GOAL: An exact reproduction of the records is required, with all images left out.

----- RECORDS FOR THIS TASK -----

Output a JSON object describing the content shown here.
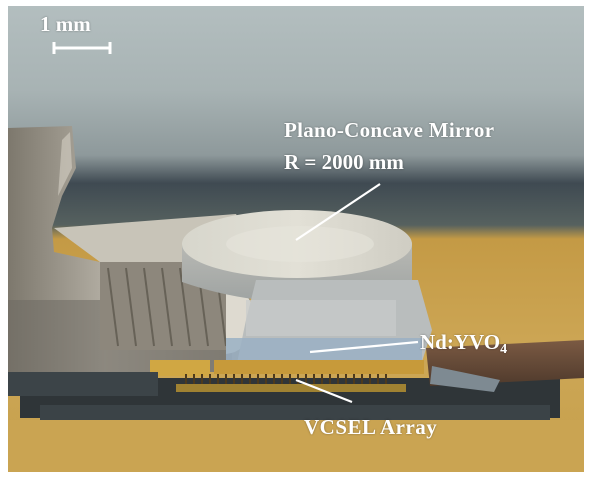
{
  "figure": {
    "scale_bar": {
      "label": "1 mm"
    },
    "annotations": {
      "mirror_line1": "Plano-Concave Mirror",
      "mirror_line2": "R = 2000 mm",
      "crystal_main": "Nd:YVO",
      "crystal_subscript": "4",
      "vcsel": "VCSEL Array"
    }
  },
  "colors": {
    "label_text": "#ffffff",
    "background_gold": "#caa348",
    "metal_mount": "#a9a497",
    "mirror_glass": "#d9d8cf"
  }
}
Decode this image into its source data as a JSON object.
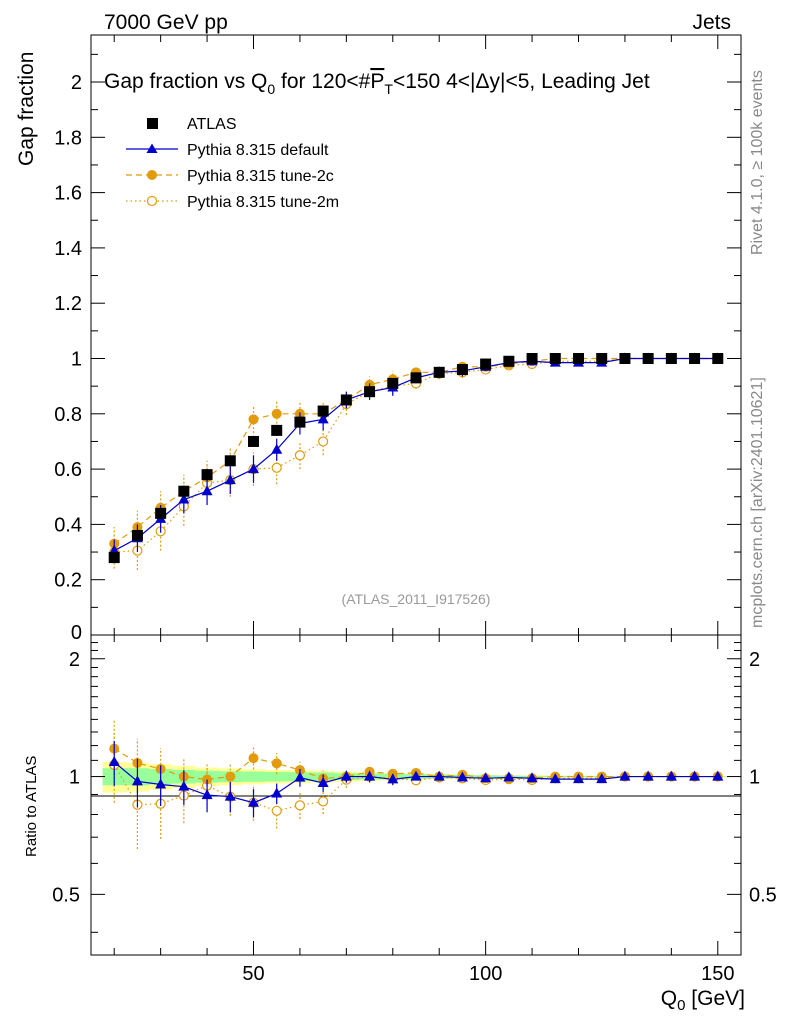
{
  "header": {
    "left": "7000 GeV pp",
    "right": "Jets",
    "side_top": "Rivet 4.1.0, ≥ 100k events",
    "side_bottom": "mcplots.cern.ch [arXiv:2401.10621]",
    "analysis_id": "(ATLAS_2011_I917526)"
  },
  "colors": {
    "atlas": "#000000",
    "default": "#0000cc",
    "tune2c": "#e19b0c",
    "tune2m": "#e19b0c",
    "band_green": "#99ff99",
    "band_yellow": "#ffff99"
  },
  "chart_data": {
    "type": "line",
    "title": "Gap fraction vs Q0 for 120<#P_T<150  4<|Δy|<5, Leading Jet",
    "title_parts": {
      "a": "Gap fraction vs Q",
      "a_sub": "0",
      "b": " for 120<#",
      "p": "P",
      "p_sub": "T",
      "c": "<150  4<|Δy|<5, Leading Jet"
    },
    "xlabel": "Q",
    "xlabel_sub": "0",
    "xlabel_unit": " [GeV]",
    "ylabel": "Gap fraction",
    "ratio_ylabel": "Ratio to ATLAS",
    "xlim": [
      15,
      155
    ],
    "ylim": [
      0,
      2.17
    ],
    "ratio_ylim": [
      0.35,
      2.3
    ],
    "x_ticks": [
      "50",
      "100",
      "150"
    ],
    "y_ticks": [
      "0",
      "0.2",
      "0.4",
      "0.6",
      "0.8",
      "1",
      "1.2",
      "1.4",
      "1.6",
      "1.8",
      "2"
    ],
    "ratio_ticks": [
      "0.5",
      "1",
      "2"
    ],
    "ratio_ticks_right": [
      "0.5",
      "1",
      "2"
    ],
    "x": [
      20,
      25,
      30,
      35,
      40,
      45,
      50,
      55,
      60,
      65,
      70,
      75,
      80,
      85,
      90,
      95,
      100,
      105,
      110,
      115,
      120,
      125,
      130,
      135,
      140,
      145,
      150
    ],
    "series": [
      {
        "name": "ATLAS",
        "values": [
          0.28,
          0.36,
          0.44,
          0.52,
          0.58,
          0.63,
          0.7,
          0.74,
          0.77,
          0.81,
          0.85,
          0.88,
          0.91,
          0.93,
          0.95,
          0.96,
          0.98,
          0.99,
          1.0,
          1.0,
          1.0,
          1.0,
          1.0,
          1.0,
          1.0,
          1.0,
          1.0
        ],
        "errors": [
          0.02,
          0.02,
          0.02,
          0.02,
          0.02,
          0.02,
          0.02,
          0.02,
          0.02,
          0.02,
          0.015,
          0.015,
          0.01,
          0.01,
          0.01,
          0.01,
          0.005,
          0.005,
          0.003,
          0.003,
          0.003,
          0.003,
          0.002,
          0.002,
          0.002,
          0.002,
          0.002
        ],
        "ratio_band_green": [
          0.05,
          0.05,
          0.045,
          0.04,
          0.035,
          0.032,
          0.03,
          0.028,
          0.026,
          0.024,
          0.02,
          0.018,
          0.016,
          0.014,
          0.012,
          0.01,
          0.008,
          0.006,
          0.005,
          0.004,
          0.004,
          0.003,
          0.003,
          0.002,
          0.002,
          0.002,
          0.002
        ],
        "ratio_band_yellow": [
          0.09,
          0.085,
          0.075,
          0.065,
          0.055,
          0.05,
          0.045,
          0.04,
          0.038,
          0.035,
          0.03,
          0.025,
          0.022,
          0.018,
          0.015,
          0.012,
          0.01,
          0.008,
          0.007,
          0.006,
          0.005,
          0.005,
          0.004,
          0.004,
          0.003,
          0.003,
          0.003
        ]
      },
      {
        "name": "Pythia 8.315 default",
        "values": [
          0.305,
          0.35,
          0.42,
          0.49,
          0.52,
          0.56,
          0.6,
          0.67,
          0.765,
          0.78,
          0.85,
          0.88,
          0.895,
          0.93,
          0.95,
          0.955,
          0.97,
          0.985,
          0.99,
          0.985,
          0.985,
          0.985,
          1.0,
          1.0,
          1.0,
          1.0,
          1.0
        ],
        "errors": [
          0.04,
          0.05,
          0.05,
          0.05,
          0.05,
          0.05,
          0.05,
          0.04,
          0.04,
          0.04,
          0.03,
          0.03,
          0.03,
          0.02,
          0.02,
          0.02,
          0.015,
          0.01,
          0.01,
          0.01,
          0.005,
          0.005,
          0.003,
          0.003,
          0.003,
          0.003,
          0.003
        ]
      },
      {
        "name": "Pythia 8.315 tune-2c",
        "values": [
          0.33,
          0.39,
          0.46,
          0.52,
          0.57,
          0.63,
          0.78,
          0.8,
          0.8,
          0.8,
          0.85,
          0.905,
          0.925,
          0.95,
          0.95,
          0.97,
          0.97,
          0.98,
          0.99,
          1.0,
          1.0,
          1.0,
          1.0,
          1.0,
          1.0,
          1.0,
          1.0
        ],
        "errors": [
          0.06,
          0.06,
          0.06,
          0.06,
          0.06,
          0.05,
          0.05,
          0.05,
          0.04,
          0.04,
          0.03,
          0.03,
          0.03,
          0.02,
          0.02,
          0.02,
          0.015,
          0.01,
          0.01,
          0.005,
          0.005,
          0.005,
          0.003,
          0.003,
          0.003,
          0.003,
          0.003
        ]
      },
      {
        "name": "Pythia 8.315 tune-2m",
        "values": [
          0.3,
          0.305,
          0.375,
          0.465,
          0.55,
          0.56,
          0.6,
          0.605,
          0.65,
          0.7,
          0.835,
          0.88,
          0.9,
          0.91,
          0.945,
          0.95,
          0.96,
          0.975,
          0.98,
          0.99,
          0.99,
          0.99,
          1.0,
          1.0,
          1.0,
          1.0,
          1.0
        ],
        "errors": [
          0.06,
          0.07,
          0.07,
          0.07,
          0.06,
          0.06,
          0.06,
          0.06,
          0.05,
          0.05,
          0.04,
          0.03,
          0.03,
          0.02,
          0.02,
          0.02,
          0.015,
          0.01,
          0.01,
          0.005,
          0.005,
          0.005,
          0.003,
          0.003,
          0.003,
          0.003,
          0.003
        ]
      }
    ],
    "legend": [
      "ATLAS",
      "Pythia 8.315 default",
      "Pythia 8.315 tune-2c",
      "Pythia 8.315 tune-2m"
    ],
    "legend_position": "top-left"
  }
}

-----

WRITTEN REPLY:
Output a JSON object describing the content shown here.
{
  "figure": {
    "scale_bar": {
      "label": "1 mm"
    },
    "annotations": {
      "mirror_line1": "Plano-Concave Mirror",
      "mirror_line2": "R = 2000 mm",
      "crystal_main": "Nd:YVO",
      "crystal_subscript": "4",
      "vcsel": "VCSEL Array"
    }
  },
  "colors": {
    "label_text": "#ffffff",
    "background_gold": "#caa348",
    "metal_mount": "#a9a497",
    "mirror_glass": "#d9d8cf"
  }
}
Decode this image into its source data as a JSON object.
{
  "header": {
    "left": "7000 GeV pp",
    "right": "Jets",
    "side_top": "Rivet 4.1.0, ≥ 100k events",
    "side_bottom": "mcplots.cern.ch [arXiv:2401.10621]",
    "analysis_id": "(ATLAS_2011_I917526)"
  },
  "colors": {
    "atlas": "#000000",
    "default": "#0000cc",
    "tune2c": "#e19b0c",
    "tune2m": "#e19b0c",
    "band_green": "#99ff99",
    "band_yellow": "#ffff99"
  },
  "chart_data": {
    "type": "line",
    "title": "Gap fraction vs Q0 for 120<#P_T<150  4<|Δy|<5, Leading Jet",
    "title_parts": {
      "a": "Gap fraction vs Q",
      "a_sub": "0",
      "b": " for 120<#",
      "p": "P",
      "p_sub": "T",
      "c": "<150  4<|Δy|<5, Leading Jet"
    },
    "xlabel": "Q",
    "xlabel_sub": "0",
    "xlabel_unit": " [GeV]",
    "ylabel": "Gap fraction",
    "ratio_ylabel": "Ratio to ATLAS",
    "xlim": [
      15,
      155
    ],
    "ylim": [
      0,
      2.17
    ],
    "ratio_ylim": [
      0.35,
      2.3
    ],
    "x_ticks": [
      "50",
      "100",
      "150"
    ],
    "y_ticks": [
      "0",
      "0.2",
      "0.4",
      "0.6",
      "0.8",
      "1",
      "1.2",
      "1.4",
      "1.6",
      "1.8",
      "2"
    ],
    "ratio_ticks": [
      "0.5",
      "1",
      "2"
    ],
    "ratio_ticks_right": [
      "0.5",
      "1",
      "2"
    ],
    "x": [
      20,
      25,
      30,
      35,
      40,
      45,
      50,
      55,
      60,
      65,
      70,
      75,
      80,
      85,
      90,
      95,
      100,
      105,
      110,
      115,
      120,
      125,
      130,
      135,
      140,
      145,
      150
    ],
    "series": [
      {
        "name": "ATLAS",
        "values": [
          0.28,
          0.36,
          0.44,
          0.52,
          0.58,
          0.63,
          0.7,
          0.74,
          0.77,
          0.81,
          0.85,
          0.88,
          0.91,
          0.93,
          0.95,
          0.96,
          0.98,
          0.99,
          1.0,
          1.0,
          1.0,
          1.0,
          1.0,
          1.0,
          1.0,
          1.0,
          1.0
        ],
        "errors": [
          0.02,
          0.02,
          0.02,
          0.02,
          0.02,
          0.02,
          0.02,
          0.02,
          0.02,
          0.02,
          0.015,
          0.015,
          0.01,
          0.01,
          0.01,
          0.01,
          0.005,
          0.005,
          0.003,
          0.003,
          0.003,
          0.003,
          0.002,
          0.002,
          0.002,
          0.002,
          0.002
        ],
        "ratio_band_green": [
          0.05,
          0.05,
          0.045,
          0.04,
          0.035,
          0.032,
          0.03,
          0.028,
          0.026,
          0.024,
          0.02,
          0.018,
          0.016,
          0.014,
          0.012,
          0.01,
          0.008,
          0.006,
          0.005,
          0.004,
          0.004,
          0.003,
          0.003,
          0.002,
          0.002,
          0.002,
          0.002
        ],
        "ratio_band_yellow": [
          0.09,
          0.085,
          0.075,
          0.065,
          0.055,
          0.05,
          0.045,
          0.04,
          0.038,
          0.035,
          0.03,
          0.025,
          0.022,
          0.018,
          0.015,
          0.012,
          0.01,
          0.008,
          0.007,
          0.006,
          0.005,
          0.005,
          0.004,
          0.004,
          0.003,
          0.003,
          0.003
        ]
      },
      {
        "name": "Pythia 8.315 default",
        "values": [
          0.305,
          0.35,
          0.42,
          0.49,
          0.52,
          0.56,
          0.6,
          0.67,
          0.765,
          0.78,
          0.85,
          0.88,
          0.895,
          0.93,
          0.95,
          0.955,
          0.97,
          0.985,
          0.99,
          0.985,
          0.985,
          0.985,
          1.0,
          1.0,
          1.0,
          1.0,
          1.0
        ],
        "errors": [
          0.04,
          0.05,
          0.05,
          0.05,
          0.05,
          0.05,
          0.05,
          0.04,
          0.04,
          0.04,
          0.03,
          0.03,
          0.03,
          0.02,
          0.02,
          0.02,
          0.015,
          0.01,
          0.01,
          0.01,
          0.005,
          0.005,
          0.003,
          0.003,
          0.003,
          0.003,
          0.003
        ]
      },
      {
        "name": "Pythia 8.315 tune-2c",
        "values": [
          0.33,
          0.39,
          0.46,
          0.52,
          0.57,
          0.63,
          0.78,
          0.8,
          0.8,
          0.8,
          0.85,
          0.905,
          0.925,
          0.95,
          0.95,
          0.97,
          0.97,
          0.98,
          0.99,
          1.0,
          1.0,
          1.0,
          1.0,
          1.0,
          1.0,
          1.0,
          1.0
        ],
        "errors": [
          0.06,
          0.06,
          0.06,
          0.06,
          0.06,
          0.05,
          0.05,
          0.05,
          0.04,
          0.04,
          0.03,
          0.03,
          0.03,
          0.02,
          0.02,
          0.02,
          0.015,
          0.01,
          0.01,
          0.005,
          0.005,
          0.005,
          0.003,
          0.003,
          0.003,
          0.003,
          0.003
        ]
      },
      {
        "name": "Pythia 8.315 tune-2m",
        "values": [
          0.3,
          0.305,
          0.375,
          0.465,
          0.55,
          0.56,
          0.6,
          0.605,
          0.65,
          0.7,
          0.835,
          0.88,
          0.9,
          0.91,
          0.945,
          0.95,
          0.96,
          0.975,
          0.98,
          0.99,
          0.99,
          0.99,
          1.0,
          1.0,
          1.0,
          1.0,
          1.0
        ],
        "errors": [
          0.06,
          0.07,
          0.07,
          0.07,
          0.06,
          0.06,
          0.06,
          0.06,
          0.05,
          0.05,
          0.04,
          0.03,
          0.03,
          0.02,
          0.02,
          0.02,
          0.015,
          0.01,
          0.01,
          0.005,
          0.005,
          0.005,
          0.003,
          0.003,
          0.003,
          0.003,
          0.003
        ]
      }
    ],
    "legend": [
      "ATLAS",
      "Pythia 8.315 default",
      "Pythia 8.315 tune-2c",
      "Pythia 8.315 tune-2m"
    ],
    "legend_position": "top-left"
  }
}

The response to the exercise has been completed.